>>>

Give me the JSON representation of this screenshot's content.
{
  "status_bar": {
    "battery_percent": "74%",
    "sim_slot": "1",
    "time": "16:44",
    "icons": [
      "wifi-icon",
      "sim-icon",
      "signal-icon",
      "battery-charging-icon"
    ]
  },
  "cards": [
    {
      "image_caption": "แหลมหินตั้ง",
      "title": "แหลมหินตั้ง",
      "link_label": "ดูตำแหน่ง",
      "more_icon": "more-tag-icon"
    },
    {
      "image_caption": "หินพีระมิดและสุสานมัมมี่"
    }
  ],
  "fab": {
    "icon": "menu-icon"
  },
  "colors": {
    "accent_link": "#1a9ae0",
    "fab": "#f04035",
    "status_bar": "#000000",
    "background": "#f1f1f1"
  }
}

<<<
>>>

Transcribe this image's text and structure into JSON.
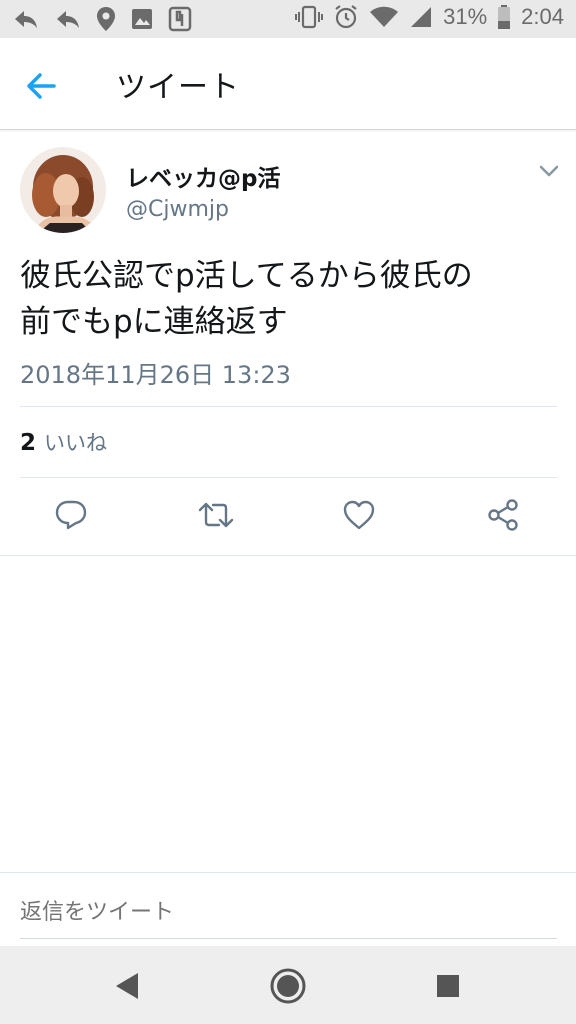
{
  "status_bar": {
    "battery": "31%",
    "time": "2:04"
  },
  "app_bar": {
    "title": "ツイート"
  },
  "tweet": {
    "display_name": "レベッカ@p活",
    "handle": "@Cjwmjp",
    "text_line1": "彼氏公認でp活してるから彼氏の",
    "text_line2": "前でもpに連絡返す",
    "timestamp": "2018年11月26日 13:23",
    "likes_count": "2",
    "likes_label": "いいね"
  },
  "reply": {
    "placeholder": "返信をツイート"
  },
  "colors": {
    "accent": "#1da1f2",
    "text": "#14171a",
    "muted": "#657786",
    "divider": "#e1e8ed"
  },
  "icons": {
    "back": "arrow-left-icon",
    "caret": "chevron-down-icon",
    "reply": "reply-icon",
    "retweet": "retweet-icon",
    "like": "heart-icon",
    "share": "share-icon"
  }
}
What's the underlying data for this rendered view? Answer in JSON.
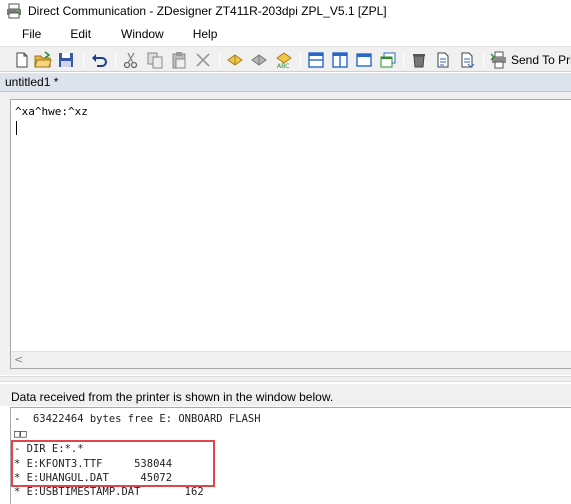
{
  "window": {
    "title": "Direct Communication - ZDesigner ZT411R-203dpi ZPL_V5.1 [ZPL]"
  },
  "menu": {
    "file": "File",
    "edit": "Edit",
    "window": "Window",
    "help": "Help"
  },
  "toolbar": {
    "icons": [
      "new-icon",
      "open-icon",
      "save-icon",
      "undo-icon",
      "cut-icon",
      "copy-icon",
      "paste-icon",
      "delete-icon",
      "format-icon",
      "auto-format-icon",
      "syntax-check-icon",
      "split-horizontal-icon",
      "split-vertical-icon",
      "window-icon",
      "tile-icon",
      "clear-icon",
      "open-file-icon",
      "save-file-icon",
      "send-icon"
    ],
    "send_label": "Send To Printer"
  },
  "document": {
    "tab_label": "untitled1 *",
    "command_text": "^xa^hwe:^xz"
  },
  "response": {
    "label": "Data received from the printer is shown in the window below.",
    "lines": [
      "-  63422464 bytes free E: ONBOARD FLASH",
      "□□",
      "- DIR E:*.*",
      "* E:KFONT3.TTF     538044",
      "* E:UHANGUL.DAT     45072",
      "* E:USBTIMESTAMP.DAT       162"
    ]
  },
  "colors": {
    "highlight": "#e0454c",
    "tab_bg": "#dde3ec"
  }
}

<<<

* [EXERCISE REQUIREMENTS]: Find how many lines in the listing contain the word "window" and give that count alone.

* [SOLUTION BELOW]: 4